Report how many lines hold the string "ncollapse". Give the number and nothing else.

DATA EXCERPTS
* * * * *
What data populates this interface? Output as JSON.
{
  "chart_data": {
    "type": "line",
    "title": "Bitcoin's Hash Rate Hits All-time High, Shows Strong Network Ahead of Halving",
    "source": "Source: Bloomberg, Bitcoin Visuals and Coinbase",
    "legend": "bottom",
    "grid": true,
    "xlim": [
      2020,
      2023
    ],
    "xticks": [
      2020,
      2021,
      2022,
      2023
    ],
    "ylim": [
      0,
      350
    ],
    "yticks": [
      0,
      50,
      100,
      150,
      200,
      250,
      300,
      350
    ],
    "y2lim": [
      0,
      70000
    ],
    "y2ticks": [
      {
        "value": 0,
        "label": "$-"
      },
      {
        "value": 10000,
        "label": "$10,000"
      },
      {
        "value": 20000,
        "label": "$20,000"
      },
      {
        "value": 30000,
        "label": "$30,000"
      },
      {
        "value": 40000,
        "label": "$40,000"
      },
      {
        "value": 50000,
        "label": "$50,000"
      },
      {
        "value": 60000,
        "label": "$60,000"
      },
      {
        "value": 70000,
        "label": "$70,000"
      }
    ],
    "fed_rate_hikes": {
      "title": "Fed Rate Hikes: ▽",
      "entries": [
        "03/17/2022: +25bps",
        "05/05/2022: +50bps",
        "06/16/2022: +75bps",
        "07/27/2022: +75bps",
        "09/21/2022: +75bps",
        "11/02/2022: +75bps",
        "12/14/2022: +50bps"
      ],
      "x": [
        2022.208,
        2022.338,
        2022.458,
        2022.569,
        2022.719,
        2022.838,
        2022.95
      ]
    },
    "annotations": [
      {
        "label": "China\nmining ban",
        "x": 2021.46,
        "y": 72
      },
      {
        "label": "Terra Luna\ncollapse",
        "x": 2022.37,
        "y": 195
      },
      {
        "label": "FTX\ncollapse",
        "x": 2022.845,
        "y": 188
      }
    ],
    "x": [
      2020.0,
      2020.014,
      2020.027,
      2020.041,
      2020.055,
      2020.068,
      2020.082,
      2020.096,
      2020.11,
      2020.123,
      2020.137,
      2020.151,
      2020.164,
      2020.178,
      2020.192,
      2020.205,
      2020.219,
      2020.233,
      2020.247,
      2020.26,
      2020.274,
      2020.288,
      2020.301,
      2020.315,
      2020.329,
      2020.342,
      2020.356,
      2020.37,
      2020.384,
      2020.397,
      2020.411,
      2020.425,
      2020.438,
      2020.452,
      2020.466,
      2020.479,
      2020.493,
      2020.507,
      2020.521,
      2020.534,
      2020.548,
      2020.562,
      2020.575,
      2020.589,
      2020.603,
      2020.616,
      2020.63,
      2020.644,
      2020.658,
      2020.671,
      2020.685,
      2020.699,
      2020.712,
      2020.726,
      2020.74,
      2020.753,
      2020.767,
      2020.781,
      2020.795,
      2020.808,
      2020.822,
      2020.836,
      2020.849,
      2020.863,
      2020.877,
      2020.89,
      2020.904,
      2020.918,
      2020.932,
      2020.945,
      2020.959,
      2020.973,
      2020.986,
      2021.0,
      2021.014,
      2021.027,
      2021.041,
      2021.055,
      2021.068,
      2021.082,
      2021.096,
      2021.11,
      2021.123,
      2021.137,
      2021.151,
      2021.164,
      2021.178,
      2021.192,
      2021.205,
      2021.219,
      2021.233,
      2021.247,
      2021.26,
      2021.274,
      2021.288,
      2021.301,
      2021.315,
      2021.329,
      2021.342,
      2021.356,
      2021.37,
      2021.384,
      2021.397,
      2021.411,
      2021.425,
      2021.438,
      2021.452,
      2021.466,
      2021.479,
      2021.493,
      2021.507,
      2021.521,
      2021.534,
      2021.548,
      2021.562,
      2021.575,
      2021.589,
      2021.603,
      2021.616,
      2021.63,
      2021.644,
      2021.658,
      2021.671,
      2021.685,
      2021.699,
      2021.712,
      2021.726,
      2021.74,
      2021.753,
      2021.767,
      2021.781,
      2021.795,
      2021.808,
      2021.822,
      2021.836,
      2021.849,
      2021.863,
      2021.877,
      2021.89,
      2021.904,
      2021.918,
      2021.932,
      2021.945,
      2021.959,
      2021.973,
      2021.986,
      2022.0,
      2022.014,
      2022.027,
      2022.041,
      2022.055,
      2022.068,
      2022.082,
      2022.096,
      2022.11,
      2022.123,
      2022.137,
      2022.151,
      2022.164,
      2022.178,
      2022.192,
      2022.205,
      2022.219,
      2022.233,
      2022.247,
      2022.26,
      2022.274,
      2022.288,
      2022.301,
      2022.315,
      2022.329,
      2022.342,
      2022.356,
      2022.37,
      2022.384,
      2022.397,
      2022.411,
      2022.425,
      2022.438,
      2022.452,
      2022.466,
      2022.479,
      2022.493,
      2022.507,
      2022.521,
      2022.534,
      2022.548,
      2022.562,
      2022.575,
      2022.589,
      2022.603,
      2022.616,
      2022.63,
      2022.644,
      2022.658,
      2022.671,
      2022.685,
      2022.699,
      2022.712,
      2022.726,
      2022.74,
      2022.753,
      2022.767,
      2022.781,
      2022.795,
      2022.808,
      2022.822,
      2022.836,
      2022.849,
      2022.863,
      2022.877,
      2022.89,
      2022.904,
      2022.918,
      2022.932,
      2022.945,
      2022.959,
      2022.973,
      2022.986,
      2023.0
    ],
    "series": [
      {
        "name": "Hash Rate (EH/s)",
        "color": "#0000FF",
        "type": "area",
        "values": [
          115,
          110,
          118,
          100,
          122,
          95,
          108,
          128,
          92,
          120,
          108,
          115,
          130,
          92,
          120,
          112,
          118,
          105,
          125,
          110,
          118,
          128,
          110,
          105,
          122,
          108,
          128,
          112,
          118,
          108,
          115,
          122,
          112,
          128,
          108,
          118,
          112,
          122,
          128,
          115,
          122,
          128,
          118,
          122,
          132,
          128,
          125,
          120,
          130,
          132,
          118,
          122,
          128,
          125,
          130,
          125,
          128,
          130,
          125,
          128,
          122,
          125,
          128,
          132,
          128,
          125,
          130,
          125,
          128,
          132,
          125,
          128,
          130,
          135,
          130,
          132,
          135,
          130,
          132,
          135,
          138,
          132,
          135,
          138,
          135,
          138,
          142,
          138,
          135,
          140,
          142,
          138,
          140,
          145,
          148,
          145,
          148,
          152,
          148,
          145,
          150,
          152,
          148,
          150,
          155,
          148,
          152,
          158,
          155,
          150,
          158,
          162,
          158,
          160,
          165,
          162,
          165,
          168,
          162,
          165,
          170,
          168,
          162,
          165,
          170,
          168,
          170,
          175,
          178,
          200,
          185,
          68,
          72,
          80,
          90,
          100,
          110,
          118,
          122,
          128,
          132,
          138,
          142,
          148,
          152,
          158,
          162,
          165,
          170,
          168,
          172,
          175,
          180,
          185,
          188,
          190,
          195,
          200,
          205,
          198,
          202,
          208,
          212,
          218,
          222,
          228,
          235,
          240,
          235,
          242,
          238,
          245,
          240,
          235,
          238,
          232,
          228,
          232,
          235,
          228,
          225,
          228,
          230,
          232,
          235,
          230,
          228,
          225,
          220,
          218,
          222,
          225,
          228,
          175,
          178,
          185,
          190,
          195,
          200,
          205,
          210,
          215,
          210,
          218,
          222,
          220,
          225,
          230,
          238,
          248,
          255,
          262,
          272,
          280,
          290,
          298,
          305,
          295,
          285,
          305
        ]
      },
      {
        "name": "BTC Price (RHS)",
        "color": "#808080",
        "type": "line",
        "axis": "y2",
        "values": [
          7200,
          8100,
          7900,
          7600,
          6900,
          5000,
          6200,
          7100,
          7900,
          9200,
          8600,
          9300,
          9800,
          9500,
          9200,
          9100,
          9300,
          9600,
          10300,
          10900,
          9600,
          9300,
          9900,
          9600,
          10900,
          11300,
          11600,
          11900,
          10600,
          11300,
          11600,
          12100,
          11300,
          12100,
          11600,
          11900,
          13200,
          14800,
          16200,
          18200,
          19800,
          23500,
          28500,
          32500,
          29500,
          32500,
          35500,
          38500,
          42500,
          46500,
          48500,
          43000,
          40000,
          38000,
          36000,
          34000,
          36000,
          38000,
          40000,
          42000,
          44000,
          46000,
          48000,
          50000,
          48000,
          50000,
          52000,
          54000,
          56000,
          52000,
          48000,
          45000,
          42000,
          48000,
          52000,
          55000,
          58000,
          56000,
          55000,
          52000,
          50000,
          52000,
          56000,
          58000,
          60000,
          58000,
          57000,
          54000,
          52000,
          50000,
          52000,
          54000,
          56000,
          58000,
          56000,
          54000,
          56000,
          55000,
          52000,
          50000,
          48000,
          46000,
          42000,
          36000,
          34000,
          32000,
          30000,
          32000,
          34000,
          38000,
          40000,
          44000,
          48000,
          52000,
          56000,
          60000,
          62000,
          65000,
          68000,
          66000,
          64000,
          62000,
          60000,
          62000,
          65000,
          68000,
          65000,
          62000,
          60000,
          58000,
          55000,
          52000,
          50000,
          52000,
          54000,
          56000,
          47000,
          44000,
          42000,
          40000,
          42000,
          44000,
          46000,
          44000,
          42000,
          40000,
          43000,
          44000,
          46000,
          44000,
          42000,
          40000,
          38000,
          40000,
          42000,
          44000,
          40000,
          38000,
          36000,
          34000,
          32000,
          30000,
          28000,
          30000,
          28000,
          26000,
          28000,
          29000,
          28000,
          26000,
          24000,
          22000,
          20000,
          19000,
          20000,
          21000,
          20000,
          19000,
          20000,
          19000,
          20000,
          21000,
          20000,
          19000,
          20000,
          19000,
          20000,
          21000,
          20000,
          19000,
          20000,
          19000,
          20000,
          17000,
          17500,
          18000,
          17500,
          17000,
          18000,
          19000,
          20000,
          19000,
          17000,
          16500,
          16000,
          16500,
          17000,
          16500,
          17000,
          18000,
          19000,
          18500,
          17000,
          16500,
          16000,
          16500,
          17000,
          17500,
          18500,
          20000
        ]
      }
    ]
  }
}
* * * * *
RESPONSE
2